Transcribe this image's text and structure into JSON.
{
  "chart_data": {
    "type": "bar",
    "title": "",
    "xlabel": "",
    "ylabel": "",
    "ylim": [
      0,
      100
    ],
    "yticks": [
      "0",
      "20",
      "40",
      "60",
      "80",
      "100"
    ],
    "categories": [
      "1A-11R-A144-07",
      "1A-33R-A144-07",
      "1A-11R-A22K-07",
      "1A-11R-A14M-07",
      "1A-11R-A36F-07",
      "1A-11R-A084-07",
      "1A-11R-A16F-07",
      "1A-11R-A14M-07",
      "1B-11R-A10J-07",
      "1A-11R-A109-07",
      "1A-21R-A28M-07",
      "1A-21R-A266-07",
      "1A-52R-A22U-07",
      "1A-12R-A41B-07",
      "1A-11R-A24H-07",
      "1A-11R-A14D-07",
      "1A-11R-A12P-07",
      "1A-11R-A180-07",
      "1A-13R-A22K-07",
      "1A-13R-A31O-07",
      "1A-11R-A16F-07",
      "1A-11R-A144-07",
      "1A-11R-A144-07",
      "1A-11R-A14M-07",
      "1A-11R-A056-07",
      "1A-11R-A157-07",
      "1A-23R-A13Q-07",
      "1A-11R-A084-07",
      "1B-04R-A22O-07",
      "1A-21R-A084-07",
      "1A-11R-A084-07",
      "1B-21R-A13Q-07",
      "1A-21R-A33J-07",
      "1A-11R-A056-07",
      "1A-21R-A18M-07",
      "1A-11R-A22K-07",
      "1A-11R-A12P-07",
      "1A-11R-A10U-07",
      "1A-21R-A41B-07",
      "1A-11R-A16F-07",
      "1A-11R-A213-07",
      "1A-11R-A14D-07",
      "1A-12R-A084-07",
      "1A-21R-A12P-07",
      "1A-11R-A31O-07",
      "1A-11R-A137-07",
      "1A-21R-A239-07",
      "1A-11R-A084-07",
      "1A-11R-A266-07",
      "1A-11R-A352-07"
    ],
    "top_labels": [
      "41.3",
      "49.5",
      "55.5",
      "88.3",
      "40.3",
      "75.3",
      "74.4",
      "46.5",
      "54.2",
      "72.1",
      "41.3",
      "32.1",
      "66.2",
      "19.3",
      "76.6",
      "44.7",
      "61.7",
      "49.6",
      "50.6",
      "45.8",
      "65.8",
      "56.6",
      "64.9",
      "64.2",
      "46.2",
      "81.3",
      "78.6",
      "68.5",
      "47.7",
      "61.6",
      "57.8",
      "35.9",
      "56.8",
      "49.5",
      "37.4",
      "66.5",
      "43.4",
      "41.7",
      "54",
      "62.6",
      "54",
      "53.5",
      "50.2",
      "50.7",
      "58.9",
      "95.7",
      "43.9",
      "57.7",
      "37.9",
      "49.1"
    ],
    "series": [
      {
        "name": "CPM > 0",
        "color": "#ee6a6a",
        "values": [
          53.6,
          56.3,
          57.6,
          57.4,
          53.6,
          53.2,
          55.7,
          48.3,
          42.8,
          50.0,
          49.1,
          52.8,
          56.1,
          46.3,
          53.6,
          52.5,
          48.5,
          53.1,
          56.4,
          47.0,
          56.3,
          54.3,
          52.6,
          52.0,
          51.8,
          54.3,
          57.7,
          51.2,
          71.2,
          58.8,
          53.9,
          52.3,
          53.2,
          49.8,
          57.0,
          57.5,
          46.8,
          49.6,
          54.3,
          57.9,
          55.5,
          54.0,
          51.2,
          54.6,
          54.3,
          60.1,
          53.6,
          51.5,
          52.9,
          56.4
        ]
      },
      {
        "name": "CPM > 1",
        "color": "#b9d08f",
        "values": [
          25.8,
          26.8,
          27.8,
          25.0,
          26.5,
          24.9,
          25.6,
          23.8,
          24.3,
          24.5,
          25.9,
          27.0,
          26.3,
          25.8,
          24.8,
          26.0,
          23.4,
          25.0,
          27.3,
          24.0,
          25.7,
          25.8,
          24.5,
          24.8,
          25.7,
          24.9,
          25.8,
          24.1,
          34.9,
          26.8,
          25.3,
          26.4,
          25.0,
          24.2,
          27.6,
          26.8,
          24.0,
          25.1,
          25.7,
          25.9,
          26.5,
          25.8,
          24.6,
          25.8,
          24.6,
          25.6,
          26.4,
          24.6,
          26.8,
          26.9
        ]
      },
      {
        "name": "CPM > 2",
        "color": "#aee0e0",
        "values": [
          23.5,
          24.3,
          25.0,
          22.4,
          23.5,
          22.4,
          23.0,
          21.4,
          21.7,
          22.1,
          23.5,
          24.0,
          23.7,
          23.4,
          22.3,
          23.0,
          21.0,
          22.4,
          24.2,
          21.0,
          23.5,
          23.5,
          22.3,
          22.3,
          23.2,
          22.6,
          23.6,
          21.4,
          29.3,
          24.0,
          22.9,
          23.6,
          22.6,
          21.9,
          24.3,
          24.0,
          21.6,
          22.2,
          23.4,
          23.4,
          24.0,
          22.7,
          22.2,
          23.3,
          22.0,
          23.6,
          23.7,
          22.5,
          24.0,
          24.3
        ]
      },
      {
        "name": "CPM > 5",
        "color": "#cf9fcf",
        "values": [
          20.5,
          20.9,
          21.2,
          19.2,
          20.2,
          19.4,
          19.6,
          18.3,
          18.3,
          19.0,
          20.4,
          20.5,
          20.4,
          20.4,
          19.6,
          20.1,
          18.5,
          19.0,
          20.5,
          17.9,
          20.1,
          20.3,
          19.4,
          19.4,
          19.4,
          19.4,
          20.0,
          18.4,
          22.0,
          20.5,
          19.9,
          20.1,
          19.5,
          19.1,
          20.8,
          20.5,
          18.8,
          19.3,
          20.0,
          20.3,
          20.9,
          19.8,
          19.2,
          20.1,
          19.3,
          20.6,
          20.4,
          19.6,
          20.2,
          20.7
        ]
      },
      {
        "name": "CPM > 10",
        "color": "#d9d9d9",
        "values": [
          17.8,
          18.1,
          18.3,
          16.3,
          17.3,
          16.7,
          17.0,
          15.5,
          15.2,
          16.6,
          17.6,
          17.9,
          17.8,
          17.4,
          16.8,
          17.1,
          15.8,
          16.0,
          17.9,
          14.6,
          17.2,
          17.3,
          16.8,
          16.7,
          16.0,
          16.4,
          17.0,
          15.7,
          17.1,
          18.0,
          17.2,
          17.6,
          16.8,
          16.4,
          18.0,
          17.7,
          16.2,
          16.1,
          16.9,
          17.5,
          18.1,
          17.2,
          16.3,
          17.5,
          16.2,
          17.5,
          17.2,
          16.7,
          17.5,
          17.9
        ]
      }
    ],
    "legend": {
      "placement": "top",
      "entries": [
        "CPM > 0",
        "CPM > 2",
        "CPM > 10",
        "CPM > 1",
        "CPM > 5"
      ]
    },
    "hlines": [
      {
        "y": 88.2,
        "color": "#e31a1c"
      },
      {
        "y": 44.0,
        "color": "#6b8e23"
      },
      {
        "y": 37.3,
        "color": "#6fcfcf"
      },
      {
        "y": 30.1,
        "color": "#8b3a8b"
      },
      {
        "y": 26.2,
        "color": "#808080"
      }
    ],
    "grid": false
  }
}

++++++++

Your task is to reproduce the whole listing exactly.

Transcribe this image's text and structure into JSON.
{
  "chart_data": {
    "type": "bar",
    "title": "",
    "xlabel": "",
    "ylabel": "",
    "ylim": [
      0,
      100
    ],
    "yticks": [
      "0",
      "20",
      "40",
      "60",
      "80",
      "100"
    ],
    "categories": [
      "1A-11R-A144-07",
      "1A-33R-A144-07",
      "1A-11R-A22K-07",
      "1A-11R-A14M-07",
      "1A-11R-A36F-07",
      "1A-11R-A084-07",
      "1A-11R-A16F-07",
      "1A-11R-A14M-07",
      "1B-11R-A10J-07",
      "1A-11R-A109-07",
      "1A-21R-A28M-07",
      "1A-21R-A266-07",
      "1A-52R-A22U-07",
      "1A-12R-A41B-07",
      "1A-11R-A24H-07",
      "1A-11R-A14D-07",
      "1A-11R-A12P-07",
      "1A-11R-A180-07",
      "1A-13R-A22K-07",
      "1A-13R-A31O-07",
      "1A-11R-A16F-07",
      "1A-11R-A144-07",
      "1A-11R-A144-07",
      "1A-11R-A14M-07",
      "1A-11R-A056-07",
      "1A-11R-A157-07",
      "1A-23R-A13Q-07",
      "1A-11R-A084-07",
      "1B-04R-A22O-07",
      "1A-21R-A084-07",
      "1A-11R-A084-07",
      "1B-21R-A13Q-07",
      "1A-21R-A33J-07",
      "1A-11R-A056-07",
      "1A-21R-A18M-07",
      "1A-11R-A22K-07",
      "1A-11R-A12P-07",
      "1A-11R-A10U-07",
      "1A-21R-A41B-07",
      "1A-11R-A16F-07",
      "1A-11R-A213-07",
      "1A-11R-A14D-07",
      "1A-12R-A084-07",
      "1A-21R-A12P-07",
      "1A-11R-A31O-07",
      "1A-11R-A137-07",
      "1A-21R-A239-07",
      "1A-11R-A084-07",
      "1A-11R-A266-07",
      "1A-11R-A352-07"
    ],
    "top_labels": [
      "41.3",
      "49.5",
      "55.5",
      "88.3",
      "40.3",
      "75.3",
      "74.4",
      "46.5",
      "54.2",
      "72.1",
      "41.3",
      "32.1",
      "66.2",
      "19.3",
      "76.6",
      "44.7",
      "61.7",
      "49.6",
      "50.6",
      "45.8",
      "65.8",
      "56.6",
      "64.9",
      "64.2",
      "46.2",
      "81.3",
      "78.6",
      "68.5",
      "47.7",
      "61.6",
      "57.8",
      "35.9",
      "56.8",
      "49.5",
      "37.4",
      "66.5",
      "43.4",
      "41.7",
      "54",
      "62.6",
      "54",
      "53.5",
      "50.2",
      "50.7",
      "58.9",
      "95.7",
      "43.9",
      "57.7",
      "37.9",
      "49.1"
    ],
    "series": [
      {
        "name": "CPM > 0",
        "color": "#ee6a6a",
        "values": [
          53.6,
          56.3,
          57.6,
          57.4,
          53.6,
          53.2,
          55.7,
          48.3,
          42.8,
          50.0,
          49.1,
          52.8,
          56.1,
          46.3,
          53.6,
          52.5,
          48.5,
          53.1,
          56.4,
          47.0,
          56.3,
          54.3,
          52.6,
          52.0,
          51.8,
          54.3,
          57.7,
          51.2,
          71.2,
          58.8,
          53.9,
          52.3,
          53.2,
          49.8,
          57.0,
          57.5,
          46.8,
          49.6,
          54.3,
          57.9,
          55.5,
          54.0,
          51.2,
          54.6,
          54.3,
          60.1,
          53.6,
          51.5,
          52.9,
          56.4
        ]
      },
      {
        "name": "CPM > 1",
        "color": "#b9d08f",
        "values": [
          25.8,
          26.8,
          27.8,
          25.0,
          26.5,
          24.9,
          25.6,
          23.8,
          24.3,
          24.5,
          25.9,
          27.0,
          26.3,
          25.8,
          24.8,
          26.0,
          23.4,
          25.0,
          27.3,
          24.0,
          25.7,
          25.8,
          24.5,
          24.8,
          25.7,
          24.9,
          25.8,
          24.1,
          34.9,
          26.8,
          25.3,
          26.4,
          25.0,
          24.2,
          27.6,
          26.8,
          24.0,
          25.1,
          25.7,
          25.9,
          26.5,
          25.8,
          24.6,
          25.8,
          24.6,
          25.6,
          26.4,
          24.6,
          26.8,
          26.9
        ]
      },
      {
        "name": "CPM > 2",
        "color": "#aee0e0",
        "values": [
          23.5,
          24.3,
          25.0,
          22.4,
          23.5,
          22.4,
          23.0,
          21.4,
          21.7,
          22.1,
          23.5,
          24.0,
          23.7,
          23.4,
          22.3,
          23.0,
          21.0,
          22.4,
          24.2,
          21.0,
          23.5,
          23.5,
          22.3,
          22.3,
          23.2,
          22.6,
          23.6,
          21.4,
          29.3,
          24.0,
          22.9,
          23.6,
          22.6,
          21.9,
          24.3,
          24.0,
          21.6,
          22.2,
          23.4,
          23.4,
          24.0,
          22.7,
          22.2,
          23.3,
          22.0,
          23.6,
          23.7,
          22.5,
          24.0,
          24.3
        ]
      },
      {
        "name": "CPM > 5",
        "color": "#cf9fcf",
        "values": [
          20.5,
          20.9,
          21.2,
          19.2,
          20.2,
          19.4,
          19.6,
          18.3,
          18.3,
          19.0,
          20.4,
          20.5,
          20.4,
          20.4,
          19.6,
          20.1,
          18.5,
          19.0,
          20.5,
          17.9,
          20.1,
          20.3,
          19.4,
          19.4,
          19.4,
          19.4,
          20.0,
          18.4,
          22.0,
          20.5,
          19.9,
          20.1,
          19.5,
          19.1,
          20.8,
          20.5,
          18.8,
          19.3,
          20.0,
          20.3,
          20.9,
          19.8,
          19.2,
          20.1,
          19.3,
          20.6,
          20.4,
          19.6,
          20.2,
          20.7
        ]
      },
      {
        "name": "CPM > 10",
        "color": "#d9d9d9",
        "values": [
          17.8,
          18.1,
          18.3,
          16.3,
          17.3,
          16.7,
          17.0,
          15.5,
          15.2,
          16.6,
          17.6,
          17.9,
          17.8,
          17.4,
          16.8,
          17.1,
          15.8,
          16.0,
          17.9,
          14.6,
          17.2,
          17.3,
          16.8,
          16.7,
          16.0,
          16.4,
          17.0,
          15.7,
          17.1,
          18.0,
          17.2,
          17.6,
          16.8,
          16.4,
          18.0,
          17.7,
          16.2,
          16.1,
          16.9,
          17.5,
          18.1,
          17.2,
          16.3,
          17.5,
          16.2,
          17.5,
          17.2,
          16.7,
          17.5,
          17.9
        ]
      }
    ],
    "legend": {
      "placement": "top",
      "entries": [
        "CPM > 0",
        "CPM > 2",
        "CPM > 10",
        "CPM > 1",
        "CPM > 5"
      ]
    },
    "hlines": [
      {
        "y": 88.2,
        "color": "#e31a1c"
      },
      {
        "y": 44.0,
        "color": "#6b8e23"
      },
      {
        "y": 37.3,
        "color": "#6fcfcf"
      },
      {
        "y": 30.1,
        "color": "#8b3a8b"
      },
      {
        "y": 26.2,
        "color": "#808080"
      }
    ],
    "grid": false
  }
}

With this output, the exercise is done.